§ Problem details: Present every line in which the string "name" appears.

[Start of Data provided]

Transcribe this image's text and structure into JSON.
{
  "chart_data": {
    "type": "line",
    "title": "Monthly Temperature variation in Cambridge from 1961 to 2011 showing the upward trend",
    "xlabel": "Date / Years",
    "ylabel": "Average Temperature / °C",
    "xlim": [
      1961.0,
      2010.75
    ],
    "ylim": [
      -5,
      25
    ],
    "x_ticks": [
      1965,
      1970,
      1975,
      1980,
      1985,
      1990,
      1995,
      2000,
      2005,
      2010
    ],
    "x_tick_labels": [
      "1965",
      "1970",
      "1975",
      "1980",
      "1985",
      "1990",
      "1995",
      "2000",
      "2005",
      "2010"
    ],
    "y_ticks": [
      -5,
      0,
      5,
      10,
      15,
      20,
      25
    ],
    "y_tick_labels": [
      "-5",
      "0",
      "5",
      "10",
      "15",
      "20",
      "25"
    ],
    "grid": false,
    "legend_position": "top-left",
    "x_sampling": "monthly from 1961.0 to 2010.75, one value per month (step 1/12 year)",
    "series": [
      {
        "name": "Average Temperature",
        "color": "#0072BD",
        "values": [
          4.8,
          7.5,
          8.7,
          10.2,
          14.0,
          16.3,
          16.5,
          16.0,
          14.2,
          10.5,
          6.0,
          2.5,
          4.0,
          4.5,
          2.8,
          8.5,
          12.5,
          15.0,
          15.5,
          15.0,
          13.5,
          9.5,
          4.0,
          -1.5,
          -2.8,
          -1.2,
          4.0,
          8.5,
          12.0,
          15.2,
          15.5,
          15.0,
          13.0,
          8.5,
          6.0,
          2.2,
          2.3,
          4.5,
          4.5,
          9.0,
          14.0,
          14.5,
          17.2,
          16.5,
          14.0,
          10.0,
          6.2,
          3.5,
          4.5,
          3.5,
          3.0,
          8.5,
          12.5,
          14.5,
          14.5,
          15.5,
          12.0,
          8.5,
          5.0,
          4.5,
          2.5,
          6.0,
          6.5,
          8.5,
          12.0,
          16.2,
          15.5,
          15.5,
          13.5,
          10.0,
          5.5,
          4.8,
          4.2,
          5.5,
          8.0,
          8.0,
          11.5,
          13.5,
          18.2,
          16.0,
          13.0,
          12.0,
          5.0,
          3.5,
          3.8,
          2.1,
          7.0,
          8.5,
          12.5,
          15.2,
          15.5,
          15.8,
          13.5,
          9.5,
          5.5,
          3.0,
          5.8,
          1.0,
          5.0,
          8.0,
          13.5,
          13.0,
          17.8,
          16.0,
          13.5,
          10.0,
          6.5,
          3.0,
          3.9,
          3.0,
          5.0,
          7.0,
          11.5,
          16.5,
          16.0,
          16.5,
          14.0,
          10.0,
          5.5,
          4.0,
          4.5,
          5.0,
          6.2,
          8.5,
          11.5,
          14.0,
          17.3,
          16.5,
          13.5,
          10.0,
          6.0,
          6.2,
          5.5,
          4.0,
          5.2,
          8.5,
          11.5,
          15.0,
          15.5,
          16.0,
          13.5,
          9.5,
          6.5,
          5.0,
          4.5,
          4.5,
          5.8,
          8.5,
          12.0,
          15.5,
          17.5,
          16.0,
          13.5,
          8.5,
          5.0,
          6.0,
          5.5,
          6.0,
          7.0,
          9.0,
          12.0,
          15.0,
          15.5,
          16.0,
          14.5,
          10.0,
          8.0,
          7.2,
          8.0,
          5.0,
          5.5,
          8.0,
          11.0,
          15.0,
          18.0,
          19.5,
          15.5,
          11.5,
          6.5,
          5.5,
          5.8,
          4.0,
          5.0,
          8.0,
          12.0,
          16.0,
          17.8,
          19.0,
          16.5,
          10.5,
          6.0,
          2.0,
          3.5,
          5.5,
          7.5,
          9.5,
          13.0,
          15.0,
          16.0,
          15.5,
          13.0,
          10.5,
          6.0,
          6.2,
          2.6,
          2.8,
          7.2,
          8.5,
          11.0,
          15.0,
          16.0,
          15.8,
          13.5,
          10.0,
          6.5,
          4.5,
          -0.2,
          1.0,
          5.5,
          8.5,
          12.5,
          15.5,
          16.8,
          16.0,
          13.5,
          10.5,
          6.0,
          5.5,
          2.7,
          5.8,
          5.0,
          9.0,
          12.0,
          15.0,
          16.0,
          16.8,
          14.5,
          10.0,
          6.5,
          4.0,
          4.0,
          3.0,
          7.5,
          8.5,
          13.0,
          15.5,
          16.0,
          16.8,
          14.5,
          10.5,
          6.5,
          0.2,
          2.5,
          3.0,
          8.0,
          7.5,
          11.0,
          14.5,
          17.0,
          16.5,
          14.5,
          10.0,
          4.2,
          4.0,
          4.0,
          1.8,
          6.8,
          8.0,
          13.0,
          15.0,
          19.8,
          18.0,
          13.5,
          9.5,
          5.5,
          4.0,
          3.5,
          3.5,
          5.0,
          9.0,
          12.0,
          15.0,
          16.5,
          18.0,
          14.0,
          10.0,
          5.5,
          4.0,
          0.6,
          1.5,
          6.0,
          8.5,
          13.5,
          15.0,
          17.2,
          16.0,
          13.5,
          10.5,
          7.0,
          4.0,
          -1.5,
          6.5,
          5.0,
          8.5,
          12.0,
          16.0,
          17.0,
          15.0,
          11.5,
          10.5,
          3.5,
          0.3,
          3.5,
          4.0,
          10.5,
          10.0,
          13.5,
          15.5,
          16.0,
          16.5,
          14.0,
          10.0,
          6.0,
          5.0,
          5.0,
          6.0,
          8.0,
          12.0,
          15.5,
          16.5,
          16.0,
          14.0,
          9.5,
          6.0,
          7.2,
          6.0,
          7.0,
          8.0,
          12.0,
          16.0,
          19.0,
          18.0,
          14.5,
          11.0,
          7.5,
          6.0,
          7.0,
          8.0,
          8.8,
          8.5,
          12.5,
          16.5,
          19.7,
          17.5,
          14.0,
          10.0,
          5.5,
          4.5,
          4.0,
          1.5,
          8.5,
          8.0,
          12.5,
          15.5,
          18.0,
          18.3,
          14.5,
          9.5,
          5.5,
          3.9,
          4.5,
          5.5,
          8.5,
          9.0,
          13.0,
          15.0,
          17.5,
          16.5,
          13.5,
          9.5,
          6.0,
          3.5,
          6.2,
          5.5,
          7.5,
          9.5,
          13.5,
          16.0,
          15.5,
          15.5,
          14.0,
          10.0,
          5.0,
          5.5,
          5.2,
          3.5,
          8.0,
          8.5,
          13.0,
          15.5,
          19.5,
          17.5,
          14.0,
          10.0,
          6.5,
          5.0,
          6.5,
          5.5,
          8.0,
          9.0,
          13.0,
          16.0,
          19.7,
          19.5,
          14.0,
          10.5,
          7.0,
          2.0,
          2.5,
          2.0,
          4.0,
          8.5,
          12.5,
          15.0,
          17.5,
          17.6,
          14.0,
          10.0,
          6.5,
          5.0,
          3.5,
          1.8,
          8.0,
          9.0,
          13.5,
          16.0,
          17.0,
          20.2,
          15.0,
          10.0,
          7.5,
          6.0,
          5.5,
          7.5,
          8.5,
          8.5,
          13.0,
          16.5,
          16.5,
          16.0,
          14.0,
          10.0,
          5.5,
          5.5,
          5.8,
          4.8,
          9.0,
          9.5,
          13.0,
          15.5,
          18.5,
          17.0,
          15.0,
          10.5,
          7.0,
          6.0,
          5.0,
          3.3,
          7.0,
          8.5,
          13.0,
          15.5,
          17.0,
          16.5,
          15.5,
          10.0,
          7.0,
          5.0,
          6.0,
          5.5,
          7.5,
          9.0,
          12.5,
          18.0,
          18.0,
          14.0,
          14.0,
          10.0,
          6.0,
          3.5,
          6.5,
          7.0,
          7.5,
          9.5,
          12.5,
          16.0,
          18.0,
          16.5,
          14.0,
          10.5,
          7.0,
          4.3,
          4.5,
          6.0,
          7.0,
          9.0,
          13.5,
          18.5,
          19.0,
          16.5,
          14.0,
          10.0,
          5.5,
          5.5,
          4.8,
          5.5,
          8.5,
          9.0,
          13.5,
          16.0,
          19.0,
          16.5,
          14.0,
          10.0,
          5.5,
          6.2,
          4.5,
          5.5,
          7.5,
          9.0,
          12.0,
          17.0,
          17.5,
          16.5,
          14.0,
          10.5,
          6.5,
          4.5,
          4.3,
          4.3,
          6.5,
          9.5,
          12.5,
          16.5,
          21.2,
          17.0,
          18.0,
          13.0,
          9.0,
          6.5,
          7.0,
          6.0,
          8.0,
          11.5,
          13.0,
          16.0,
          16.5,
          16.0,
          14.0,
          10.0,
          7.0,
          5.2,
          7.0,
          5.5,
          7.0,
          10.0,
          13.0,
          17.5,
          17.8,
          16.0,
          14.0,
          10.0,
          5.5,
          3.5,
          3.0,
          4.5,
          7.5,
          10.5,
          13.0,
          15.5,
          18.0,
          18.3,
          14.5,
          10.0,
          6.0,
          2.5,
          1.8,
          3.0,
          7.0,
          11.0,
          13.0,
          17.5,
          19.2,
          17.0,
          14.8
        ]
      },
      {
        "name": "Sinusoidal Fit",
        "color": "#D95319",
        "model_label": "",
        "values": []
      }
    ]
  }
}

[End of Data provided]

§ Completed task:
        "name": "Average Temperature",
        "name": "Sinusoidal Fit",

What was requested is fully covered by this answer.